### PROBLEM DESCRIPTION
Please copy each line of the records below that includes the word "JSON".

Records from a collection of figures:
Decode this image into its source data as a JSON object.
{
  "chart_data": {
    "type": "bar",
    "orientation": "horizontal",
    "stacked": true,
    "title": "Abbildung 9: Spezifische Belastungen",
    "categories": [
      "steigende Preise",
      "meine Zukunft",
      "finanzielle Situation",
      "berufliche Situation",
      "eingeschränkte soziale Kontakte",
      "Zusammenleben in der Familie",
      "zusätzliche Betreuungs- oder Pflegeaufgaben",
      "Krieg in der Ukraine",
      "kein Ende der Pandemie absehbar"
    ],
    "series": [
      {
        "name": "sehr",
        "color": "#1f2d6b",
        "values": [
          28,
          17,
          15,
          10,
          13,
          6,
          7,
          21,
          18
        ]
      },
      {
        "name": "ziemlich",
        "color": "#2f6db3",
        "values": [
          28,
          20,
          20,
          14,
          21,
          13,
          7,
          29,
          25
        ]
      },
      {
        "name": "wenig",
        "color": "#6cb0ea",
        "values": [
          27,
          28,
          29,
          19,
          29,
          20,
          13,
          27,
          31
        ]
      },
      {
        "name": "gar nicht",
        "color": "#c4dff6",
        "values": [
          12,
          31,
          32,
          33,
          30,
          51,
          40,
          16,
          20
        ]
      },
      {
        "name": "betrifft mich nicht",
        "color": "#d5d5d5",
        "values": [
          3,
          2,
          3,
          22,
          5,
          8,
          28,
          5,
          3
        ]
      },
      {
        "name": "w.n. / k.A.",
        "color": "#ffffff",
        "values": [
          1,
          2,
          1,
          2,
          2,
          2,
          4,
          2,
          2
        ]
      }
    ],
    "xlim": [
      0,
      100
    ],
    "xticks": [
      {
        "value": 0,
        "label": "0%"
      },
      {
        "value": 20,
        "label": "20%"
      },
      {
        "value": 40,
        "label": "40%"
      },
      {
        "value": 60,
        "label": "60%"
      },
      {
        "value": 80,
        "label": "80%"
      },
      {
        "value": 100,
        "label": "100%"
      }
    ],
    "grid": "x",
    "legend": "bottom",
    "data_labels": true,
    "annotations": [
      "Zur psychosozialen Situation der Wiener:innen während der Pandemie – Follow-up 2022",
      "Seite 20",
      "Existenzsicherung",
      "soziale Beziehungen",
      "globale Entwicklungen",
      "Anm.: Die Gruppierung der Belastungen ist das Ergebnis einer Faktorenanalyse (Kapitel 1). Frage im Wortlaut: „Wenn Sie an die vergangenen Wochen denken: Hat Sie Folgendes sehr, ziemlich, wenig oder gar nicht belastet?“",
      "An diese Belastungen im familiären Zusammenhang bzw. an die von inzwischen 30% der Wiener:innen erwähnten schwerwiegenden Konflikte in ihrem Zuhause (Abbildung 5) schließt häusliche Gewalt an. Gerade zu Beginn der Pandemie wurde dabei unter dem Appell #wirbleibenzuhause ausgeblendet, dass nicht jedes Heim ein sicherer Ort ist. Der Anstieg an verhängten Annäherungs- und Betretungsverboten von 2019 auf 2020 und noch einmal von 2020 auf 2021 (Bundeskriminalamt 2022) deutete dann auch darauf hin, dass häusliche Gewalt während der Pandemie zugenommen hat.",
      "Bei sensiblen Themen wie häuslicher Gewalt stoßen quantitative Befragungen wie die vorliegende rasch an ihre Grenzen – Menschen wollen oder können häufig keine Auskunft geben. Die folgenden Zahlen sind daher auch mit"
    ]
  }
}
==
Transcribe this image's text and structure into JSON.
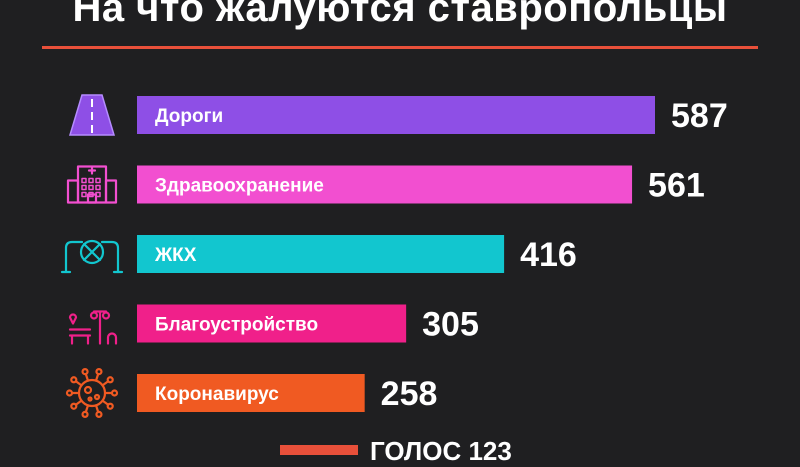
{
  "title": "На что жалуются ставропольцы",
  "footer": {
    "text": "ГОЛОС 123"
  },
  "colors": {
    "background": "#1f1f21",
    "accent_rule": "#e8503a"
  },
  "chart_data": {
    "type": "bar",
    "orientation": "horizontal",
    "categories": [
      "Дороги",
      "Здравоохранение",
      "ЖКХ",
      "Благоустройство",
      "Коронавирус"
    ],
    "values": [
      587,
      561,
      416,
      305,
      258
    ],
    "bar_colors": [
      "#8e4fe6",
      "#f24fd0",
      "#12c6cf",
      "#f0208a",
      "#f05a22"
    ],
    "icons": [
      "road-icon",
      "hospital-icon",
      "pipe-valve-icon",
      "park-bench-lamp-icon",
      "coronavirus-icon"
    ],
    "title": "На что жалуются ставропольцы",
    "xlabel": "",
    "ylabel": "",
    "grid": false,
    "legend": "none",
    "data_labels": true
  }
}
---
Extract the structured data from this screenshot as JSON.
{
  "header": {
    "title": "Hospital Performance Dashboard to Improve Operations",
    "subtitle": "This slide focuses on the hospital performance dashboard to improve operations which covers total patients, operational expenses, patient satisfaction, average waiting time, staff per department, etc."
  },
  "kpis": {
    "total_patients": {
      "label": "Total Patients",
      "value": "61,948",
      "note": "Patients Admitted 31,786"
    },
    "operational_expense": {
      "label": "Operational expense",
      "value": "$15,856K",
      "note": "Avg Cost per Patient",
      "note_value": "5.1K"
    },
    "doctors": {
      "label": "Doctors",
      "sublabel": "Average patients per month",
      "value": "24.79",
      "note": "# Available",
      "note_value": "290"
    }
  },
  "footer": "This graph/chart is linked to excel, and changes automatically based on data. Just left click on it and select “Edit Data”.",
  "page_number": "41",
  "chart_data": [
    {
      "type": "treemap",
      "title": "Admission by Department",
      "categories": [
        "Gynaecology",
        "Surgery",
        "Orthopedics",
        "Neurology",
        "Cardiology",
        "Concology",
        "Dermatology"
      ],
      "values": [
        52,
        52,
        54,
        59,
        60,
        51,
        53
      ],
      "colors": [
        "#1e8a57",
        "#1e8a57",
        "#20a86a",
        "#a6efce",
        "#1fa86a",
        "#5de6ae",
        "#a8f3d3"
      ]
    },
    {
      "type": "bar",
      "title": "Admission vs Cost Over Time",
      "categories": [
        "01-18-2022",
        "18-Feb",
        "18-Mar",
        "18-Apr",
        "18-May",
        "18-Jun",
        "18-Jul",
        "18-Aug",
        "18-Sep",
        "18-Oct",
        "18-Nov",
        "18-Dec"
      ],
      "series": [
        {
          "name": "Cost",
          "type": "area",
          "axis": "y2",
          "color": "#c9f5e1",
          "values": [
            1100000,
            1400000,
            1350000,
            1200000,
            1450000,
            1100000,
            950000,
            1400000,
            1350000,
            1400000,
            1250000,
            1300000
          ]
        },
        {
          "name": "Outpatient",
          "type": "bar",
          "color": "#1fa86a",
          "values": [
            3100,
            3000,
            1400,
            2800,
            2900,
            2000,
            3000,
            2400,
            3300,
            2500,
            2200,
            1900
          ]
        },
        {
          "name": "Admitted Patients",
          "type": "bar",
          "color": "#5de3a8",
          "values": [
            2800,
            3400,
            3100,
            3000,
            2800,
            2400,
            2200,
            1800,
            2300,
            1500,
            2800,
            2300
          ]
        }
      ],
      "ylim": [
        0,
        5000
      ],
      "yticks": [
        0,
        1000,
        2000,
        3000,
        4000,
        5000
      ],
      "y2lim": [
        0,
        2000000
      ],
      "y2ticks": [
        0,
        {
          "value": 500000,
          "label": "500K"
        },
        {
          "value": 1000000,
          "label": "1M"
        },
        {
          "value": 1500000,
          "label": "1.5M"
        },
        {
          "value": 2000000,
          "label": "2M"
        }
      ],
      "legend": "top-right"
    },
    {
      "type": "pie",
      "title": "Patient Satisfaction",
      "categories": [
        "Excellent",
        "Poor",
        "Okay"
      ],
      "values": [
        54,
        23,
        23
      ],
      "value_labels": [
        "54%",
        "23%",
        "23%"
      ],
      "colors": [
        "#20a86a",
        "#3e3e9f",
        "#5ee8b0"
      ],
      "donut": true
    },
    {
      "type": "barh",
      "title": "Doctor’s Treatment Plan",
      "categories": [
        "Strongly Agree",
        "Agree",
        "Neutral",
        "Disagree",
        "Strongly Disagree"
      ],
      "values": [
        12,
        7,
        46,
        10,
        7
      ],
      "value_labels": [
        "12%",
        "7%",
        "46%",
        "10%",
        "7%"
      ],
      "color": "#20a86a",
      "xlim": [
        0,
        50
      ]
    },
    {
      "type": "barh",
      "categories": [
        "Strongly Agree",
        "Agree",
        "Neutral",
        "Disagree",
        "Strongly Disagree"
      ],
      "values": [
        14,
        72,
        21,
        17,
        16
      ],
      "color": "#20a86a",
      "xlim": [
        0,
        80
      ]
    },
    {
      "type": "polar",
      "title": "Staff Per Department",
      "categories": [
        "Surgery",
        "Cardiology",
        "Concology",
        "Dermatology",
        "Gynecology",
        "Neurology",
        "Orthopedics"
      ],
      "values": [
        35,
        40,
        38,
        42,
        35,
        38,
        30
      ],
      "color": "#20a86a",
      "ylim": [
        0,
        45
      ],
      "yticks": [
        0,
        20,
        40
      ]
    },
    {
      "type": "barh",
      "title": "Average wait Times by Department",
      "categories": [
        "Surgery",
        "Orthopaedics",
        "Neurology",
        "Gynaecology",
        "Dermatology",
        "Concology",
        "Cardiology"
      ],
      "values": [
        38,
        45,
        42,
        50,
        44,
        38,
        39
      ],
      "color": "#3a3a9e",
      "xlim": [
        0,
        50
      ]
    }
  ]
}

### YOUR SOLUTION
Decode this image into its source data as a JSON object.
Transcribe this image's text and structure into JSON.
Extract the structured data from this screenshot as JSON.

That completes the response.